- Written task -
Using the data below, copy each line that includes the word "support".

----

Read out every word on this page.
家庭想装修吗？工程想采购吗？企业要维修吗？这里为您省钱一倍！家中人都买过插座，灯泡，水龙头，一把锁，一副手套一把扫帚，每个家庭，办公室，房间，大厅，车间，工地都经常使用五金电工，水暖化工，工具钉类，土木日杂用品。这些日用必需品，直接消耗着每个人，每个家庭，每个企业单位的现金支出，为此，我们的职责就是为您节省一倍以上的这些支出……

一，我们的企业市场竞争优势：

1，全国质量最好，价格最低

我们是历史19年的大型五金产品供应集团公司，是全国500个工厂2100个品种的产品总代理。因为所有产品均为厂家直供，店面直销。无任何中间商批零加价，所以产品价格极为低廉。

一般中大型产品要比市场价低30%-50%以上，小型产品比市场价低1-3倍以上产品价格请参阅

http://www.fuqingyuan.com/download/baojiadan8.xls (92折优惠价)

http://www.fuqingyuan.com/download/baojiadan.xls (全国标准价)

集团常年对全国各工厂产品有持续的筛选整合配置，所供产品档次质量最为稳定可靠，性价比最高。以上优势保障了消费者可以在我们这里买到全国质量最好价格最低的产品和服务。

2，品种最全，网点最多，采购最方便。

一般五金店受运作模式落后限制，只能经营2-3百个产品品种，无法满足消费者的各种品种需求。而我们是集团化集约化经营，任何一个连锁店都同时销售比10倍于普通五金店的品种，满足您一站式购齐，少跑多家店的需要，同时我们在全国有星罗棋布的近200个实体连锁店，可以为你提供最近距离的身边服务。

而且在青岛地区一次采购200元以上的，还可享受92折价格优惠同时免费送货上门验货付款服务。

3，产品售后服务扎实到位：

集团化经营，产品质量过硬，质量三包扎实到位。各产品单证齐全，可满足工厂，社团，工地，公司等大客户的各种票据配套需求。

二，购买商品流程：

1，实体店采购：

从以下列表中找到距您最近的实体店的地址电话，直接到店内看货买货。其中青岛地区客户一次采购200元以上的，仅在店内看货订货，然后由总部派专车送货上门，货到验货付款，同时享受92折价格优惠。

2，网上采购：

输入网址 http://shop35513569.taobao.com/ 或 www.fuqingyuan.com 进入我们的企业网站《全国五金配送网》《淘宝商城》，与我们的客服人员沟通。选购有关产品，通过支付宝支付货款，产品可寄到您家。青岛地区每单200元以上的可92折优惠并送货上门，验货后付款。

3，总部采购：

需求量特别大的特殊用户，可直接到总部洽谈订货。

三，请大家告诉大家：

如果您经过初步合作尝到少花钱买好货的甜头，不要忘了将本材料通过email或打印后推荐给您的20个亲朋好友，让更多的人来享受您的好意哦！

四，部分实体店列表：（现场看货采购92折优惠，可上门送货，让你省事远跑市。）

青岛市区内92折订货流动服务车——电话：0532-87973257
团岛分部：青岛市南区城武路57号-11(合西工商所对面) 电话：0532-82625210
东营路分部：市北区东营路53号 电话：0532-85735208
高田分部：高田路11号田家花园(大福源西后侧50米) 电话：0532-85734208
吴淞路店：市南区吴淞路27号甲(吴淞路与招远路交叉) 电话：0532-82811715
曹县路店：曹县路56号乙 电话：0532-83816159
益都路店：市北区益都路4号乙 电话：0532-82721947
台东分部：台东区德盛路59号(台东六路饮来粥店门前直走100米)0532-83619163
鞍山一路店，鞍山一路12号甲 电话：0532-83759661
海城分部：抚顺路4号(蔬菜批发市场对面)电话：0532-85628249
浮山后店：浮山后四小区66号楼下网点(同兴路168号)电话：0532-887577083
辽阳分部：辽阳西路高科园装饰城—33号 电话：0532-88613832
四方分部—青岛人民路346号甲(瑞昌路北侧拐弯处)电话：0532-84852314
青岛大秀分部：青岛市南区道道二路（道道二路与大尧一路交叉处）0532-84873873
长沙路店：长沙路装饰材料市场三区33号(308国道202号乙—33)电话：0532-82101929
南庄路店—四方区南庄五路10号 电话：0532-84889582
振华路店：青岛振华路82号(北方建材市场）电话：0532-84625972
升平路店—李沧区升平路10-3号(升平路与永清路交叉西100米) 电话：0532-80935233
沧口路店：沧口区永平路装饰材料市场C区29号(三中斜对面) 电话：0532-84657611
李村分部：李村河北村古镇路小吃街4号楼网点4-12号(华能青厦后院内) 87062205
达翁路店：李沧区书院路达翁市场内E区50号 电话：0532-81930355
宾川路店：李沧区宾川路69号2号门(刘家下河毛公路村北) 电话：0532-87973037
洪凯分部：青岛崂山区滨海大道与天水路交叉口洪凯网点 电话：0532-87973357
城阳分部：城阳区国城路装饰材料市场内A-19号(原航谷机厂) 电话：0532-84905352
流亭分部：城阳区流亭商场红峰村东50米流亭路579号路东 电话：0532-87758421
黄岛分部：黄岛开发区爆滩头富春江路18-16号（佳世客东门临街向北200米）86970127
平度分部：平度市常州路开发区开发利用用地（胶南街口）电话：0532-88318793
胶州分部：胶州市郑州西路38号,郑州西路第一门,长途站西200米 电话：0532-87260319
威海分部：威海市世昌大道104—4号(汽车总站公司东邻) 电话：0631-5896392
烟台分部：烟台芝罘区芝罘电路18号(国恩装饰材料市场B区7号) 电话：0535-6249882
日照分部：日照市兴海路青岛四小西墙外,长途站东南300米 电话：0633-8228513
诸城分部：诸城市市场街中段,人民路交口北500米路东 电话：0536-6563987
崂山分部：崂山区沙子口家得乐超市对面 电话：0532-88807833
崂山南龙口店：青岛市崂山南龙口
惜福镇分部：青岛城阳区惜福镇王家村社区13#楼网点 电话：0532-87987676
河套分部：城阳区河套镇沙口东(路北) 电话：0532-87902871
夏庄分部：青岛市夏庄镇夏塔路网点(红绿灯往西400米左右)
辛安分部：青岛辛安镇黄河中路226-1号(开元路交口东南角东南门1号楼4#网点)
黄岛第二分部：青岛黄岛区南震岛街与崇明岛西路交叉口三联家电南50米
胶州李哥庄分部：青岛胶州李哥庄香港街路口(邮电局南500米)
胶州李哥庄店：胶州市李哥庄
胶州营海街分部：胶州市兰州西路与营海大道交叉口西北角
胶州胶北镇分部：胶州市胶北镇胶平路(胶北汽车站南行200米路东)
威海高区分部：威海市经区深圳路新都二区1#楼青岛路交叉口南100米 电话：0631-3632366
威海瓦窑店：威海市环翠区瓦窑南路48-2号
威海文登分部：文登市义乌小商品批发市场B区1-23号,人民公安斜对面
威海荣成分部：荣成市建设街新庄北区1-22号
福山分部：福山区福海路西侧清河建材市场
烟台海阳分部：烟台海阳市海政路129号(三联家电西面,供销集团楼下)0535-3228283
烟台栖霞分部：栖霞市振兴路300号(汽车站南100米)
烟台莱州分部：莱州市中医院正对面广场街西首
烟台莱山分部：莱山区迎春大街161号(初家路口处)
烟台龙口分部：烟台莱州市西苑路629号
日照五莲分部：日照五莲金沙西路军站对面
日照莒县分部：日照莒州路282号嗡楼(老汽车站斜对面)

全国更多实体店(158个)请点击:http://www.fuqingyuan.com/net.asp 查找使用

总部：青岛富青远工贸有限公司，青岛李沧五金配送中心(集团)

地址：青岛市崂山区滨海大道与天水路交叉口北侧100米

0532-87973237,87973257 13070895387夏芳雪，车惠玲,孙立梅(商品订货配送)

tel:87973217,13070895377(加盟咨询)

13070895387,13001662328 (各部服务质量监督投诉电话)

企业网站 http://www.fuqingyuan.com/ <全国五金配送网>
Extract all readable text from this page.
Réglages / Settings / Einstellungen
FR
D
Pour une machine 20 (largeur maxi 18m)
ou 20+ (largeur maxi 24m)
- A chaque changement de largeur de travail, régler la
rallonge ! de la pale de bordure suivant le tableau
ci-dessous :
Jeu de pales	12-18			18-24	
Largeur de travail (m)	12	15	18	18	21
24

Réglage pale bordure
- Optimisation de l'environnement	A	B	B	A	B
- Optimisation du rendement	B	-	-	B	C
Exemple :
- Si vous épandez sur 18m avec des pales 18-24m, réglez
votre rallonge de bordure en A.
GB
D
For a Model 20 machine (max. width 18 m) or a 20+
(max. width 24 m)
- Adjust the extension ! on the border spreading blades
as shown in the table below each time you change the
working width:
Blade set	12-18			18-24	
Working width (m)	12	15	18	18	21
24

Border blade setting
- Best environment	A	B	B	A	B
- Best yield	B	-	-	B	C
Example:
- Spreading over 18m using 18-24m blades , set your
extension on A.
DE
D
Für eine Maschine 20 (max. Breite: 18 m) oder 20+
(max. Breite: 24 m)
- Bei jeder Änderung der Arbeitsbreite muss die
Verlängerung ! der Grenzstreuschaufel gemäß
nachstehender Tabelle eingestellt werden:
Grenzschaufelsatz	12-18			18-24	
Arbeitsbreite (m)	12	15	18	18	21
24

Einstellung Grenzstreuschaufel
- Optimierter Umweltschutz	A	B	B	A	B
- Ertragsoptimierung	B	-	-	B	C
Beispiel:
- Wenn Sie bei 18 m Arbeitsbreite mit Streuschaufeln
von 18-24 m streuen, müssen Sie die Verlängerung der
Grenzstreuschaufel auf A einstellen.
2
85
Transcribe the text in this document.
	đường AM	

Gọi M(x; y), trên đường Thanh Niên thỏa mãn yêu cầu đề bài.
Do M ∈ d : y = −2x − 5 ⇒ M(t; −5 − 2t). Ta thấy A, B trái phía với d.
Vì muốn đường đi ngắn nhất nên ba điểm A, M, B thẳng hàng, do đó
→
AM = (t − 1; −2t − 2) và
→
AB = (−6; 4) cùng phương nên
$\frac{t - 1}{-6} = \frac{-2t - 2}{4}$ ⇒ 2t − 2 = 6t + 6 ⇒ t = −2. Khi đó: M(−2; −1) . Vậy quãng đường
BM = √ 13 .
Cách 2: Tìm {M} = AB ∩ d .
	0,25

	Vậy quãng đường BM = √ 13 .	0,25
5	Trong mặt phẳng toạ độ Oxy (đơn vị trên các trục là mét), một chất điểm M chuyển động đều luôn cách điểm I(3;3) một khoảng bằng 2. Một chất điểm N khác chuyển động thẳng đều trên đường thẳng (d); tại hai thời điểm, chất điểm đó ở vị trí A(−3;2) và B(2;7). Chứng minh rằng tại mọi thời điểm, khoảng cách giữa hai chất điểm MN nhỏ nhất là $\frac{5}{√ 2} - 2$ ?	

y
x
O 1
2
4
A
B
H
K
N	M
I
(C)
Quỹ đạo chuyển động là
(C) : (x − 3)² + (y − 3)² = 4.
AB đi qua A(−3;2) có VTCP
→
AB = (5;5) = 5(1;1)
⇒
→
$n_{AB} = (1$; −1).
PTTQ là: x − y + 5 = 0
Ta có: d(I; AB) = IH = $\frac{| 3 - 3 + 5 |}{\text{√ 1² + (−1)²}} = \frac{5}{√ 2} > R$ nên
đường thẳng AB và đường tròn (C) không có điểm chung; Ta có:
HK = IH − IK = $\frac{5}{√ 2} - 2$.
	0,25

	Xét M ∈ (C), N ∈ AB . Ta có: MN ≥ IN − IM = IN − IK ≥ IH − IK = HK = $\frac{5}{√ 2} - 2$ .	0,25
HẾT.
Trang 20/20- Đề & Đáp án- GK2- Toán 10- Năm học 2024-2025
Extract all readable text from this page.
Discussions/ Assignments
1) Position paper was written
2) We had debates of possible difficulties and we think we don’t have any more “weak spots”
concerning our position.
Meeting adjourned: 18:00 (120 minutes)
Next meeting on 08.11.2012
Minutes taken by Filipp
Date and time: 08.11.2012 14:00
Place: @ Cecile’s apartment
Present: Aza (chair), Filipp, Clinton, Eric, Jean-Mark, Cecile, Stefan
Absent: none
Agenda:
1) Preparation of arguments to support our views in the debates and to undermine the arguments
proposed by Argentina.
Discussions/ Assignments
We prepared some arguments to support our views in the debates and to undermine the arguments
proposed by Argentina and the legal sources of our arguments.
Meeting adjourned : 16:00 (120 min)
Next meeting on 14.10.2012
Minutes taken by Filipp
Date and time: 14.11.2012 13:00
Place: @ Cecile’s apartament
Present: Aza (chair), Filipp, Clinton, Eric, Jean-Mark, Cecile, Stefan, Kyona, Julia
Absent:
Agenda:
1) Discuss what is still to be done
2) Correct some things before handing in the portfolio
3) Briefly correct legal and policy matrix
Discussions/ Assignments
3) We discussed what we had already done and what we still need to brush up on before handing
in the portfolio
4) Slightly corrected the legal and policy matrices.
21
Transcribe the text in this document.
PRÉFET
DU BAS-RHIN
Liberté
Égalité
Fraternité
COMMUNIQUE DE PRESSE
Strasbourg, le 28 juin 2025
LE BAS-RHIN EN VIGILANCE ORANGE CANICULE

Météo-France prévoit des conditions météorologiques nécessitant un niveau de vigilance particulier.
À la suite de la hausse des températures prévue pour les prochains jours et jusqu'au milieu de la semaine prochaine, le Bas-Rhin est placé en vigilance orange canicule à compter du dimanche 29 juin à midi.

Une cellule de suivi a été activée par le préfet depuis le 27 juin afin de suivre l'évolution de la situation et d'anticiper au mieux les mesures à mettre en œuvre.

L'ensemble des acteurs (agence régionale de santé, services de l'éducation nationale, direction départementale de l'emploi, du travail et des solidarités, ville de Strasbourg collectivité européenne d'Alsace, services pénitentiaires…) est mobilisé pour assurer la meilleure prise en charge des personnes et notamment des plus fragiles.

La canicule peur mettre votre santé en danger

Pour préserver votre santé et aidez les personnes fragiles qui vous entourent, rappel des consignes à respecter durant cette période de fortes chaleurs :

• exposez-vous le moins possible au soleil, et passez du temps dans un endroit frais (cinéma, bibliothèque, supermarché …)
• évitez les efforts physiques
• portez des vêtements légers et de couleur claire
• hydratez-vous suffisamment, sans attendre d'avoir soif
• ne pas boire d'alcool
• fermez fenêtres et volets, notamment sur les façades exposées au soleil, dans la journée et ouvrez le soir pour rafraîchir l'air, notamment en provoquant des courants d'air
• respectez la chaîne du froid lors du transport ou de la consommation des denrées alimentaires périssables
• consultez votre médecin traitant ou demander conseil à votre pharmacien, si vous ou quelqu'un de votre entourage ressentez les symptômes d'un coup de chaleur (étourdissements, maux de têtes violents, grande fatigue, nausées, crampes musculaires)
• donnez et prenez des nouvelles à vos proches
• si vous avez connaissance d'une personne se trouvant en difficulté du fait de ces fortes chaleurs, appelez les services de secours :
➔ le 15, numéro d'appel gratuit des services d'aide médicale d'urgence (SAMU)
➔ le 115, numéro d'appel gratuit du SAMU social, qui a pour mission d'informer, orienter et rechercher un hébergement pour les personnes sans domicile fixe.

----

- Answer to the exercise -
1) Preparation of arguments to support our views in the debates and to undermine the arguments
We prepared some arguments to support our views in the debates and to undermine the arguments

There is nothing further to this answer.